═══ MATERIAL SHOWN

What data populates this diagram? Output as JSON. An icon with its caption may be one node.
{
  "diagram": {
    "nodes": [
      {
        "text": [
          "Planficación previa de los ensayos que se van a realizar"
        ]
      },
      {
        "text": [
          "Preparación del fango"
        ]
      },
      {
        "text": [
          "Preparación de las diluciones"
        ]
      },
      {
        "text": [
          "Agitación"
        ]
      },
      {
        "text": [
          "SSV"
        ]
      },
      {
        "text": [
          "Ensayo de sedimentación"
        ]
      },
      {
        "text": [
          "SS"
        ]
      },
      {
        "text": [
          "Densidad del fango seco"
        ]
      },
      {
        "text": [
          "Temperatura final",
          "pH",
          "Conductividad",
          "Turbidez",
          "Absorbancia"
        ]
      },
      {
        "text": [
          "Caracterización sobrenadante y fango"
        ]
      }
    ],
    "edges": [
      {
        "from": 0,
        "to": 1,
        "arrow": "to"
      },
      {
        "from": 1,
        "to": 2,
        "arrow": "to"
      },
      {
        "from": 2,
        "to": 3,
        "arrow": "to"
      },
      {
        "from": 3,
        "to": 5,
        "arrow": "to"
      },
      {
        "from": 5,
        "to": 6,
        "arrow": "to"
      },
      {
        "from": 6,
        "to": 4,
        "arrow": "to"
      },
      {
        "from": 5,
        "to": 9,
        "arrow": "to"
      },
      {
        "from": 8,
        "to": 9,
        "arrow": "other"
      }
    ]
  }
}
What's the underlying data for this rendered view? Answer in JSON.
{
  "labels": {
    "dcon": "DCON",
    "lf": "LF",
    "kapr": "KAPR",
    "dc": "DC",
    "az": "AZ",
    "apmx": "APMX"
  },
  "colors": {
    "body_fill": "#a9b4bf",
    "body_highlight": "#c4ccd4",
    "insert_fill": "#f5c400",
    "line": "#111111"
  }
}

══════

**EXERCISE DESCRIPTION**
Retype every entry word for word.

**SOLUTION TO THE PROBLEM**
What data populates this diagram? Output as JSON. An icon with its caption may be one node.
{
  "diagram": {
    "nodes": [
      {
        "text": [
          "Planficación previa de los ensayos que se van a realizar"
        ]
      },
      {
        "text": [
          "Preparación del fango"
        ]
      },
      {
        "text": [
          "Preparación de las diluciones"
        ]
      },
      {
        "text": [
          "Agitación"
        ]
      },
      {
        "text": [
          "SSV"
        ]
      },
      {
        "text": [
          "Ensayo de sedimentación"
        ]
      },
      {
        "text": [
          "SS"
        ]
      },
      {
        "text": [
          "Densidad del fango seco"
        ]
      },
      {
        "text": [
          "Temperatura final",
          "pH",
          "Conductividad",
          "Turbidez",
          "Absorbancia"
        ]
      },
      {
        "text": [
          "Caracterización sobrenadante y fango"
        ]
      }
    ],
    "edges": [
      {
        "from": 0,
        "to": 1,
        "arrow": "to"
      },
      {
        "from": 1,
        "to": 2,
        "arrow": "to"
      },
      {
        "from": 2,
        "to": 3,
        "arrow": "to"
      },
      {
        "from": 3,
        "to": 5,
        "arrow": "to"
      },
      {
        "from": 5,
        "to": 6,
        "arrow": "to"
      },
      {
        "from": 6,
        "to": 4,
        "arrow": "to"
      },
      {
        "from": 5,
        "to": 9,
        "arrow": "to"
      },
      {
        "from": 8,
        "to": 9,
        "arrow": "other"
      }
    ]
  }
}
What's the underlying data for this rendered view? Answer in JSON.
{
  "labels": {
    "dcon": "DCON",
    "lf": "LF",
    "kapr": "KAPR",
    "dc": "DC",
    "az": "AZ",
    "apmx": "APMX"
  },
  "colors": {
    "body_fill": "#a9b4bf",
    "body_highlight": "#c4ccd4",
    "insert_fill": "#f5c400",
    "line": "#111111"
  }
}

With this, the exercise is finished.